---------- DATA ENTRIES ----------

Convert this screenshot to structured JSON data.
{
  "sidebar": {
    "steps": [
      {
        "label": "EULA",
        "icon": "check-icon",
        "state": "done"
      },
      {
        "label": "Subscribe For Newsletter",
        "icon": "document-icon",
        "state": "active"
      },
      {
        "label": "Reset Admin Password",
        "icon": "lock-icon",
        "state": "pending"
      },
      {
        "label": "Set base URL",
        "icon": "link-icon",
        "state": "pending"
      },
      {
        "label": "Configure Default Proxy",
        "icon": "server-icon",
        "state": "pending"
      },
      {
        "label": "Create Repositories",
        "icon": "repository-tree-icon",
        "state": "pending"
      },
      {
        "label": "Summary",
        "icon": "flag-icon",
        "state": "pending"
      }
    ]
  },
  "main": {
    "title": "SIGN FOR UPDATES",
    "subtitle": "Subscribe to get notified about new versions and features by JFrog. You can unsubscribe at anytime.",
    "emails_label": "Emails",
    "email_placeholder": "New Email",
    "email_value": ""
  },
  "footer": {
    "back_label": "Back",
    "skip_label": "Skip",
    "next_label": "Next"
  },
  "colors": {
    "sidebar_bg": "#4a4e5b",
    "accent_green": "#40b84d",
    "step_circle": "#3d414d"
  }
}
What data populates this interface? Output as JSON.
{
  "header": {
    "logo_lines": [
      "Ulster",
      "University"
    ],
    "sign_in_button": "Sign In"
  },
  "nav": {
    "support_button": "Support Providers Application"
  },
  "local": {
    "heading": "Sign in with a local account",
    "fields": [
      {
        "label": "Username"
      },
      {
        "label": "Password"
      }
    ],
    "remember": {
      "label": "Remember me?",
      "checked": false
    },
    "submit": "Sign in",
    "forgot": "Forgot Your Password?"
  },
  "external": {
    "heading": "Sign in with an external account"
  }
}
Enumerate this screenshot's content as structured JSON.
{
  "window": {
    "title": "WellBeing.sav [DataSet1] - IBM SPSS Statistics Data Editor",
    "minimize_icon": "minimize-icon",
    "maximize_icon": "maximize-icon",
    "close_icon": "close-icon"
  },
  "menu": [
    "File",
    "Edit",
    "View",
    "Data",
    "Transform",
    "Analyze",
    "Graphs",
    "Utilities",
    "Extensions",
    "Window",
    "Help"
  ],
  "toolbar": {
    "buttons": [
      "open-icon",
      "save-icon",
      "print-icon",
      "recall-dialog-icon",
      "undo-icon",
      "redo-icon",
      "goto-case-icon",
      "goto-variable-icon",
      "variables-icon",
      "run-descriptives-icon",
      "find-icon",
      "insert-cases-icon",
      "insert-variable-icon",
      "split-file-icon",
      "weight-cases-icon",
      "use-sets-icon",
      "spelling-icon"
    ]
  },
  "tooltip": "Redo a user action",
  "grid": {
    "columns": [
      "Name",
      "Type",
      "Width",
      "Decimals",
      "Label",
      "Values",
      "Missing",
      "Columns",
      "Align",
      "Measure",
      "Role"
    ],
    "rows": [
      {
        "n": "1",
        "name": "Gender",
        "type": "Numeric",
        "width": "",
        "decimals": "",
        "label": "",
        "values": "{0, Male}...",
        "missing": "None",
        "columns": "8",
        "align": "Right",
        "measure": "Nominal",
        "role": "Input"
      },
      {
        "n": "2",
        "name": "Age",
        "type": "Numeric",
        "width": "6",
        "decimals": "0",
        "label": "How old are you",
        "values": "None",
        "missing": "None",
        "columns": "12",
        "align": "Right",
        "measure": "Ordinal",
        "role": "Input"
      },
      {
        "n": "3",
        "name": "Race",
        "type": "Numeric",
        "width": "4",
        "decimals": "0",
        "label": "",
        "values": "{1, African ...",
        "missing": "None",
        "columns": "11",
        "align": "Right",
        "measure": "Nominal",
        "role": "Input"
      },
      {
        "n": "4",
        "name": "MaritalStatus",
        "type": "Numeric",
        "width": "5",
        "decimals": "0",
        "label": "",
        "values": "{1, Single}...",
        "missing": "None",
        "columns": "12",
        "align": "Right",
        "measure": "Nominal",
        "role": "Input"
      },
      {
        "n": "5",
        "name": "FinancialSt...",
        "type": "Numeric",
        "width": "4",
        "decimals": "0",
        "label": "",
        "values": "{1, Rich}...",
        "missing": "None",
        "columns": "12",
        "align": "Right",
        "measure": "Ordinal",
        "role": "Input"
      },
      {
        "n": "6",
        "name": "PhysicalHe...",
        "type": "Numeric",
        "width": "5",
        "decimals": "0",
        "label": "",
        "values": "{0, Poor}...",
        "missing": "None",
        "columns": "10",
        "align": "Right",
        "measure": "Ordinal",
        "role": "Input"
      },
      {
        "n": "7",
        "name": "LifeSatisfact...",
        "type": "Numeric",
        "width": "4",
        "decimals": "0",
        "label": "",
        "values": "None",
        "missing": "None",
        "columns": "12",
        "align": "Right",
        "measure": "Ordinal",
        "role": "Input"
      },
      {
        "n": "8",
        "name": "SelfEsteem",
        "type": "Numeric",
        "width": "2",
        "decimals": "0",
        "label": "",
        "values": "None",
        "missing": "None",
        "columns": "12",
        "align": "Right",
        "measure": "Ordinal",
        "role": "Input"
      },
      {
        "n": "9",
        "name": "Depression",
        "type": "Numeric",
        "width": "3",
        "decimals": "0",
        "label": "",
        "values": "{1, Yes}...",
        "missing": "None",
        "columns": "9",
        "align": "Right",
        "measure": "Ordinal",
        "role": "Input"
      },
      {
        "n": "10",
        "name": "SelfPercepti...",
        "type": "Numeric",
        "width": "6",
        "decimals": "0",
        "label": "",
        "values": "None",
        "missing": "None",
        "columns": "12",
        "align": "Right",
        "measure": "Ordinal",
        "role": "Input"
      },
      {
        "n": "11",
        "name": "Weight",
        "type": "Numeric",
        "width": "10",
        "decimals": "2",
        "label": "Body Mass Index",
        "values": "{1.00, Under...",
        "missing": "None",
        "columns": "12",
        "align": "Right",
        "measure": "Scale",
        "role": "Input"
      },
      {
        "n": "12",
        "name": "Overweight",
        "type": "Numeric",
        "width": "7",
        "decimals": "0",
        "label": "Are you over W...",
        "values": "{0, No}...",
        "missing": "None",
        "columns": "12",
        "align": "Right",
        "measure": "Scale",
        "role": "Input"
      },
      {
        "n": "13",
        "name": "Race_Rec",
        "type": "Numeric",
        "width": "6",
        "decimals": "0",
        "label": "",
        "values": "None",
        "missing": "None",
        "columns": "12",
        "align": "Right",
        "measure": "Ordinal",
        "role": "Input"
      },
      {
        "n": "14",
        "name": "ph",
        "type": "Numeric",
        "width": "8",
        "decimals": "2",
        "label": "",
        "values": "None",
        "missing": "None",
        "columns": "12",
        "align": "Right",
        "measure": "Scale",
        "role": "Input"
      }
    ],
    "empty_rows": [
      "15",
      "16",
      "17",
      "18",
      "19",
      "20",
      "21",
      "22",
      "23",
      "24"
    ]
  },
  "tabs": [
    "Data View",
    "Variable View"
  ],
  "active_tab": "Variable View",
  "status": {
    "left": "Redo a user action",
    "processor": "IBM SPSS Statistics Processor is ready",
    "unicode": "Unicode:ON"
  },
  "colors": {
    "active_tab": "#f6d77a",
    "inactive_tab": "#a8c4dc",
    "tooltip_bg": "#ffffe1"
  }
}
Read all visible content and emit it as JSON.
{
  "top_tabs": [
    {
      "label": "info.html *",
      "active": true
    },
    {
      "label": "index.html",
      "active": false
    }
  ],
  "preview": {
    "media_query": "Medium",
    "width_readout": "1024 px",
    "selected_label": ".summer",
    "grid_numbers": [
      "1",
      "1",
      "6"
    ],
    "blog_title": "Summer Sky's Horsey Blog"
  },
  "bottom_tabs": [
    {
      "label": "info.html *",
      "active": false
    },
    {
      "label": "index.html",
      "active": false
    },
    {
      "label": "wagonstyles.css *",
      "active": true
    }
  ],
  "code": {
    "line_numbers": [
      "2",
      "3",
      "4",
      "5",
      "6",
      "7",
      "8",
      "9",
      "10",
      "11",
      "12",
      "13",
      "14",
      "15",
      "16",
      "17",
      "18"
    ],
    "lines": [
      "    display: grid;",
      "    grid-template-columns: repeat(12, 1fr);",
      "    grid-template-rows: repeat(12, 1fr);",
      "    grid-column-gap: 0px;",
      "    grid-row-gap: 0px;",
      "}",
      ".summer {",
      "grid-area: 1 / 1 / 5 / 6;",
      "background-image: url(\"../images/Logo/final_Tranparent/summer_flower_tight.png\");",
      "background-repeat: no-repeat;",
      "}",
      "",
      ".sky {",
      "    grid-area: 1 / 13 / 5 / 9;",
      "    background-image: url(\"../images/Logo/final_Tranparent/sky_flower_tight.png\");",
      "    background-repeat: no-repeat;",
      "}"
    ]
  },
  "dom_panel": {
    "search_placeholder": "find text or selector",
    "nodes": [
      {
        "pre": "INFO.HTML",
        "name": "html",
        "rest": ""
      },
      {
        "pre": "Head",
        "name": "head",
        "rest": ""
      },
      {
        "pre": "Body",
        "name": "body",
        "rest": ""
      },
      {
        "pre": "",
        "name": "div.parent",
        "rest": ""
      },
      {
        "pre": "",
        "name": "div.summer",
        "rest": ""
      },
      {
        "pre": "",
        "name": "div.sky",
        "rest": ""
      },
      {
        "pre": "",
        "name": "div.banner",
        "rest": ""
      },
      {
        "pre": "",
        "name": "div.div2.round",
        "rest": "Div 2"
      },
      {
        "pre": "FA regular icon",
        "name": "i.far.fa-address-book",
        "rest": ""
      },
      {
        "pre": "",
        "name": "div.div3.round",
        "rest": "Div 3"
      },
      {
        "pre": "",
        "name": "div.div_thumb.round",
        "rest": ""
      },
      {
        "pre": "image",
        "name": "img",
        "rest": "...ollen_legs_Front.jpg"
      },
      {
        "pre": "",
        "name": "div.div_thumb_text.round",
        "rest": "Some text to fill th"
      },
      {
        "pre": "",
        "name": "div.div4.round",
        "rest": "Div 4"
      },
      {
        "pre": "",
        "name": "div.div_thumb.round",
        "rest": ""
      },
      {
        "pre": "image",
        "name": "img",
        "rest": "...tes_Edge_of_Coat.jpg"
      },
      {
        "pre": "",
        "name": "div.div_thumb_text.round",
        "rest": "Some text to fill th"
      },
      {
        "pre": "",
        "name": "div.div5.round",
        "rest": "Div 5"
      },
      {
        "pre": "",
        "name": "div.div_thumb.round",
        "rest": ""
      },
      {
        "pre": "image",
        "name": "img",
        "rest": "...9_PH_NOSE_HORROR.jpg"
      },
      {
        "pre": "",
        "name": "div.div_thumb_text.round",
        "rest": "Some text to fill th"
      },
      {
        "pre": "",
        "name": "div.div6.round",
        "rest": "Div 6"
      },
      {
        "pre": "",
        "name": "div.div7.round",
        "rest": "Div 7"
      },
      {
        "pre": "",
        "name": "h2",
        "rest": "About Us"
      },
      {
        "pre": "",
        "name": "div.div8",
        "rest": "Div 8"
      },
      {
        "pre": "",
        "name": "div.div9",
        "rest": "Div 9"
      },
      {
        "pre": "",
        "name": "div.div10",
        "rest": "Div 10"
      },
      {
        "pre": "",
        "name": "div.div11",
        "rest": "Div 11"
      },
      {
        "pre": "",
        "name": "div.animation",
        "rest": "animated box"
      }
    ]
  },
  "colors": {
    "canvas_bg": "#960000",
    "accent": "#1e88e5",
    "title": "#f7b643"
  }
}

----------

_REQUIREMENTS_. Collect the complete line wherever the string "heading" appears in the records.

_EXPECTED ANSWER_.
    "heading": "Sign in with a local account",
    "heading": "Sign in with an external account"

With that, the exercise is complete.